§ Aim of the task
Lines containing the word "وسلم" are the ones to copy from the records below.

[Data records]

┌──

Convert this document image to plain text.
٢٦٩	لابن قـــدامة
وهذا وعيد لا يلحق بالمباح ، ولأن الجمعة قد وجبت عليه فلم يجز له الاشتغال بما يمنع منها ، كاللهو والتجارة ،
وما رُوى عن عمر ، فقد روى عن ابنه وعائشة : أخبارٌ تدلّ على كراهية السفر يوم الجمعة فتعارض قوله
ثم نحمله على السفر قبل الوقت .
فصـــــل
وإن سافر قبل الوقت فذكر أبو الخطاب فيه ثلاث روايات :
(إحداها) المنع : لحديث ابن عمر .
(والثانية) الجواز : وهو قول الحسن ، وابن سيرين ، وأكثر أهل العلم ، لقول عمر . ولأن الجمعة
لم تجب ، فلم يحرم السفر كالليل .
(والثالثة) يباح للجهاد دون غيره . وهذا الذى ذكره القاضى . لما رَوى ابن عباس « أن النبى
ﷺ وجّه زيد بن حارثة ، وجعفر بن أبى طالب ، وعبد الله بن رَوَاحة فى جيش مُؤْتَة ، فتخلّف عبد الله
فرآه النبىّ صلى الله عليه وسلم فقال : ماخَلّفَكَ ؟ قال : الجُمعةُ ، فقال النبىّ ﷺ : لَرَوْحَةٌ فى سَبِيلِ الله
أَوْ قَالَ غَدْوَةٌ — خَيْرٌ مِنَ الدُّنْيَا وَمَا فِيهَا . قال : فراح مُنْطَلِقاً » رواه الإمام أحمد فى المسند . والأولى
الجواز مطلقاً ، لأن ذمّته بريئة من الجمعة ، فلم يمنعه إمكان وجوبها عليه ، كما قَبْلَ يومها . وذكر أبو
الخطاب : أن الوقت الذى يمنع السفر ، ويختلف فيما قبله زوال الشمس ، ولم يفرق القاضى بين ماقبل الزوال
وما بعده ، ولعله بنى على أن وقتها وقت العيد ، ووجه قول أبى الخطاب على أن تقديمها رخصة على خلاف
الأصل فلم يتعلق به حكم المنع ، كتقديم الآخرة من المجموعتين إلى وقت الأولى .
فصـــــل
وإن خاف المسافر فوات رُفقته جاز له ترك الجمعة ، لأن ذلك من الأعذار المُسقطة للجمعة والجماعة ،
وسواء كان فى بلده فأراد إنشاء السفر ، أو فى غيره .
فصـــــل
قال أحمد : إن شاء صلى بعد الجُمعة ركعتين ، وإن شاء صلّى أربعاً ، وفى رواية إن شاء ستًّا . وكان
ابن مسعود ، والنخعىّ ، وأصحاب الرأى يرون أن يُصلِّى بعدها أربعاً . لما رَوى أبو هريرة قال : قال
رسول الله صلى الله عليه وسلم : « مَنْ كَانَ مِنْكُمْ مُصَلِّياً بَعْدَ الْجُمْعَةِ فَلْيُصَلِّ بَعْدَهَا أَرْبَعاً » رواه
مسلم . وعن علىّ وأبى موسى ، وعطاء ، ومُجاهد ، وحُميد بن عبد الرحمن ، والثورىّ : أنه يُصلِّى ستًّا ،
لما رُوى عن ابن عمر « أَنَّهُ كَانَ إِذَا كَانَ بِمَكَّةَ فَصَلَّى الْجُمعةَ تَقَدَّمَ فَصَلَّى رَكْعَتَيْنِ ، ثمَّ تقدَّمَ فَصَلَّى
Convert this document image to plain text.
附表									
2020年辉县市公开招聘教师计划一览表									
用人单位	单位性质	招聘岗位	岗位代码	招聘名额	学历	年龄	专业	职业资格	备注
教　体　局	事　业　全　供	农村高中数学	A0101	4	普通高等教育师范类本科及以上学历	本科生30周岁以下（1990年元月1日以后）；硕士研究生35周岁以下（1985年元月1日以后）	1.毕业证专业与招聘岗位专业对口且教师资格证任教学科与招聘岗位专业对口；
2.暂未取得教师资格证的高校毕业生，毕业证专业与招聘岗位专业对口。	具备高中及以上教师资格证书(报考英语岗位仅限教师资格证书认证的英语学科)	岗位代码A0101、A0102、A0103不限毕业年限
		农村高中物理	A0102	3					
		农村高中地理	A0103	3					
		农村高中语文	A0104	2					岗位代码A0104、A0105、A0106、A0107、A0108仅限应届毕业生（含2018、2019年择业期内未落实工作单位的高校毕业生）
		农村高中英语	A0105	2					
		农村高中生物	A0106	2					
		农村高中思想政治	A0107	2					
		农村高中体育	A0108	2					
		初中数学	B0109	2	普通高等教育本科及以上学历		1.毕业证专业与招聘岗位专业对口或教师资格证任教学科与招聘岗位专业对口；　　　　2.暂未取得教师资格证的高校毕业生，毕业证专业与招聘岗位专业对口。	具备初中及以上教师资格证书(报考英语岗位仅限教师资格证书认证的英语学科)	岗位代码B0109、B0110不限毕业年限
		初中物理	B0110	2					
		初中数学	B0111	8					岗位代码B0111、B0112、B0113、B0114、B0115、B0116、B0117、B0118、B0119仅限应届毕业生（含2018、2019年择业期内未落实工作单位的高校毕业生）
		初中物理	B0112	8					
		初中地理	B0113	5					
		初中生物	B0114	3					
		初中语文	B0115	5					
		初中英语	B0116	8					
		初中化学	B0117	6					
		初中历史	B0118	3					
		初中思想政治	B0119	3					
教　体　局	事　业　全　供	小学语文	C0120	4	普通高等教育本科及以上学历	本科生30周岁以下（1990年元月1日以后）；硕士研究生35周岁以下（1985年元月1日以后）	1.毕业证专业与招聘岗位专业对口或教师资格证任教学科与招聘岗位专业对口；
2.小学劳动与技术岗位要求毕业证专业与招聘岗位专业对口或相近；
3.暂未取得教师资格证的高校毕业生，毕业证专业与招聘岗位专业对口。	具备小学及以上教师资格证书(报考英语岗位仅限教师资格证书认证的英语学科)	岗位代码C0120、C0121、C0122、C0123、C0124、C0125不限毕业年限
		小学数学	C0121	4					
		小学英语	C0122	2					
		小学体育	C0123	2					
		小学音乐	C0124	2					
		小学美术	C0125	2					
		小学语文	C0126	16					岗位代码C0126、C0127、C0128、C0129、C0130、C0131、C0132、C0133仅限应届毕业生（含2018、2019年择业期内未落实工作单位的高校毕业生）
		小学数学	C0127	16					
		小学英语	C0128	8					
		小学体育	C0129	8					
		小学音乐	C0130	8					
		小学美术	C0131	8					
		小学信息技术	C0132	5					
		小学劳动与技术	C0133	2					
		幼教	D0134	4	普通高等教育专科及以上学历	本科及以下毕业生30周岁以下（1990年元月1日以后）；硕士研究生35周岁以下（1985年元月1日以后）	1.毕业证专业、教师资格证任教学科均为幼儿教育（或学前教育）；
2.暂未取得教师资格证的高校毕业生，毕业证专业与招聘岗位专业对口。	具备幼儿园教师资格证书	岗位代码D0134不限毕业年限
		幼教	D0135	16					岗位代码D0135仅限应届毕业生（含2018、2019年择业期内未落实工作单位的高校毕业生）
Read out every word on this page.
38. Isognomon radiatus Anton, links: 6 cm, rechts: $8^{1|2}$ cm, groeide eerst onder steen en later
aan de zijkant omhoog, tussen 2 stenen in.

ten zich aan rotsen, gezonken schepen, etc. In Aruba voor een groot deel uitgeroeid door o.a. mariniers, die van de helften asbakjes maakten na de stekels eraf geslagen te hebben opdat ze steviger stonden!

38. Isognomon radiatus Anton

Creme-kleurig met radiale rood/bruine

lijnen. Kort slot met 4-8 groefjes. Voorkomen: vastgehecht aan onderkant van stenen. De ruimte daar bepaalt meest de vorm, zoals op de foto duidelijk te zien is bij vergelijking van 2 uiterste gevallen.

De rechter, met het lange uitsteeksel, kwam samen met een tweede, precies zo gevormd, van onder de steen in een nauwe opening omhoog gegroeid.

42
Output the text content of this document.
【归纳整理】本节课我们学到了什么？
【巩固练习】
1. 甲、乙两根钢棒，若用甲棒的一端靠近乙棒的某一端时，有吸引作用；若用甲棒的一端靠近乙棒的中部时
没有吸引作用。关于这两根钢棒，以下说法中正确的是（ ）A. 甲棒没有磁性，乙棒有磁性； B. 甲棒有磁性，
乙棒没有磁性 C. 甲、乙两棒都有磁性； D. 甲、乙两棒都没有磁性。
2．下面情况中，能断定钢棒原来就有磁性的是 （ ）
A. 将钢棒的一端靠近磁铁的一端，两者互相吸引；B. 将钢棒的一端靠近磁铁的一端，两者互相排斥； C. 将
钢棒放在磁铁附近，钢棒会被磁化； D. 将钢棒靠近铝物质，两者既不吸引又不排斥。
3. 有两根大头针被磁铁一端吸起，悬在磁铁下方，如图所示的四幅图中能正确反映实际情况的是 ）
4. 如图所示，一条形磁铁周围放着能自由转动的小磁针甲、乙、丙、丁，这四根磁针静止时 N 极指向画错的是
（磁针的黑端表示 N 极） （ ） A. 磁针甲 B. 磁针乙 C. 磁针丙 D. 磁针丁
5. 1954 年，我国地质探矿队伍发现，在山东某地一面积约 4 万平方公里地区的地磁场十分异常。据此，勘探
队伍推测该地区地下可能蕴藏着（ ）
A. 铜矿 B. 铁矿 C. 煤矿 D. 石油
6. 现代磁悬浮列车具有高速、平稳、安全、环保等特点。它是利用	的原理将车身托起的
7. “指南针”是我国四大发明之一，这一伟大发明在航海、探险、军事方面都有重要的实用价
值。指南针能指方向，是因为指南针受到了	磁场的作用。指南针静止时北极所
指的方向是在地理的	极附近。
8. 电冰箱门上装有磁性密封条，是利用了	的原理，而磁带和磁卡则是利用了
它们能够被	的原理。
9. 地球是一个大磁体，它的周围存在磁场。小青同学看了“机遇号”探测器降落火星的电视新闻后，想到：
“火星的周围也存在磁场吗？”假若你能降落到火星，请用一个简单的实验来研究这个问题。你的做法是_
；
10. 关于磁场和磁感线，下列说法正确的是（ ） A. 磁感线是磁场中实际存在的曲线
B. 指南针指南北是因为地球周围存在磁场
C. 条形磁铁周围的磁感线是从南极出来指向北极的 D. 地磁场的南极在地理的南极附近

└──

§ Full solution
فرآه النبىّ صلى الله عليه وسلم فقال : ماخَلّفَكَ ؟ قال : الجُمعةُ ، فقال النبىّ ﷺ : لَرَوْحَةٌ فى سَبِيلِ الله
رسول الله صلى الله عليه وسلم : « مَنْ كَانَ مِنْكُمْ مُصَلِّياً بَعْدَ الْجُمْعَةِ فَلْيُصَلِّ بَعْدَهَا أَرْبَعاً » رواه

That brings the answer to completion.